- Material supplied -

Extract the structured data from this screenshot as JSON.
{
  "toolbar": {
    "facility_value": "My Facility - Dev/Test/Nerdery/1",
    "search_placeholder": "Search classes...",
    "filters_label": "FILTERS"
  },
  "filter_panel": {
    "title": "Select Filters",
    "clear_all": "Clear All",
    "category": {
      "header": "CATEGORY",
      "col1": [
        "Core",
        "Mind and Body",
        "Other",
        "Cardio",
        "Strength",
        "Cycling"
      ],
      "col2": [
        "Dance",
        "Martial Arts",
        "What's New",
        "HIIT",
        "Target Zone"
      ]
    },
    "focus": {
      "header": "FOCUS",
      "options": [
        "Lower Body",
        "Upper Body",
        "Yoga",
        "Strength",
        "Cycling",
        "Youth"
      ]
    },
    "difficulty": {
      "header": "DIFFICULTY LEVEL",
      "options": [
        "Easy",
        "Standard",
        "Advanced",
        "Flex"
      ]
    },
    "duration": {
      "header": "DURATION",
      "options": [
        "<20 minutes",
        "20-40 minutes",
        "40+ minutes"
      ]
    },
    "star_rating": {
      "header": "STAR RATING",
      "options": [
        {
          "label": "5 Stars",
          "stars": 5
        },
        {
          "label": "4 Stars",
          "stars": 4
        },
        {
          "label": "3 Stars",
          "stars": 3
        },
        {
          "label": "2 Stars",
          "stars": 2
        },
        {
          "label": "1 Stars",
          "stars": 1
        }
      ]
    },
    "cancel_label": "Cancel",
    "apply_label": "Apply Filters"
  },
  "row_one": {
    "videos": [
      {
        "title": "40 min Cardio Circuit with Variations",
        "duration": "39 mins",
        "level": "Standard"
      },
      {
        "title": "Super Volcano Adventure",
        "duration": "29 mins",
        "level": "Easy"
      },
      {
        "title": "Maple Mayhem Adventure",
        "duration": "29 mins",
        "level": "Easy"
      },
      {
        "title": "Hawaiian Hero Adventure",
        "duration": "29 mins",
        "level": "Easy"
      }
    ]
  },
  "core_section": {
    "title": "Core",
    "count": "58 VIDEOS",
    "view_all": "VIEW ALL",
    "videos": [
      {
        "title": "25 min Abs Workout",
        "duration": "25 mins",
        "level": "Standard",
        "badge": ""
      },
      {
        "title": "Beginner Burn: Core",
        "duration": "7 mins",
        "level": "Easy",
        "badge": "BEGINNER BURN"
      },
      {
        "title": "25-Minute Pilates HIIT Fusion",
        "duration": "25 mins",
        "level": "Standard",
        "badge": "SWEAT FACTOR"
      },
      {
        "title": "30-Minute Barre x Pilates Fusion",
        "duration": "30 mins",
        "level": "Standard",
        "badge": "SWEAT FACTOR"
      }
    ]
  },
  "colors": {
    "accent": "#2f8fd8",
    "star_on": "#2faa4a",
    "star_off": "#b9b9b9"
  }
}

- Exercise -
Go through the records above and retype each one exactly.

- Exercise solution -
Extract the structured data from this screenshot as JSON.
{
  "toolbar": {
    "facility_value": "My Facility - Dev/Test/Nerdery/1",
    "search_placeholder": "Search classes...",
    "filters_label": "FILTERS"
  },
  "filter_panel": {
    "title": "Select Filters",
    "clear_all": "Clear All",
    "category": {
      "header": "CATEGORY",
      "col1": [
        "Core",
        "Mind and Body",
        "Other",
        "Cardio",
        "Strength",
        "Cycling"
      ],
      "col2": [
        "Dance",
        "Martial Arts",
        "What's New",
        "HIIT",
        "Target Zone"
      ]
    },
    "focus": {
      "header": "FOCUS",
      "options": [
        "Lower Body",
        "Upper Body",
        "Yoga",
        "Strength",
        "Cycling",
        "Youth"
      ]
    },
    "difficulty": {
      "header": "DIFFICULTY LEVEL",
      "options": [
        "Easy",
        "Standard",
        "Advanced",
        "Flex"
      ]
    },
    "duration": {
      "header": "DURATION",
      "options": [
        "<20 minutes",
        "20-40 minutes",
        "40+ minutes"
      ]
    },
    "star_rating": {
      "header": "STAR RATING",
      "options": [
        {
          "label": "5 Stars",
          "stars": 5
        },
        {
          "label": "4 Stars",
          "stars": 4
        },
        {
          "label": "3 Stars",
          "stars": 3
        },
        {
          "label": "2 Stars",
          "stars": 2
        },
        {
          "label": "1 Stars",
          "stars": 1
        }
      ]
    },
    "cancel_label": "Cancel",
    "apply_label": "Apply Filters"
  },
  "row_one": {
    "videos": [
      {
        "title": "40 min Cardio Circuit with Variations",
        "duration": "39 mins",
        "level": "Standard"
      },
      {
        "title": "Super Volcano Adventure",
        "duration": "29 mins",
        "level": "Easy"
      },
      {
        "title": "Maple Mayhem Adventure",
        "duration": "29 mins",
        "level": "Easy"
      },
      {
        "title": "Hawaiian Hero Adventure",
        "duration": "29 mins",
        "level": "Easy"
      }
    ]
  },
  "core_section": {
    "title": "Core",
    "count": "58 VIDEOS",
    "view_all": "VIEW ALL",
    "videos": [
      {
        "title": "25 min Abs Workout",
        "duration": "25 mins",
        "level": "Standard",
        "badge": ""
      },
      {
        "title": "Beginner Burn: Core",
        "duration": "7 mins",
        "level": "Easy",
        "badge": "BEGINNER BURN"
      },
      {
        "title": "25-Minute Pilates HIIT Fusion",
        "duration": "25 mins",
        "level": "Standard",
        "badge": "SWEAT FACTOR"
      },
      {
        "title": "30-Minute Barre x Pilates Fusion",
        "duration": "30 mins",
        "level": "Standard",
        "badge": "SWEAT FACTOR"
      }
    ]
  },
  "colors": {
    "accent": "#2f8fd8",
    "star_on": "#2faa4a",
    "star_off": "#b9b9b9"
  }
}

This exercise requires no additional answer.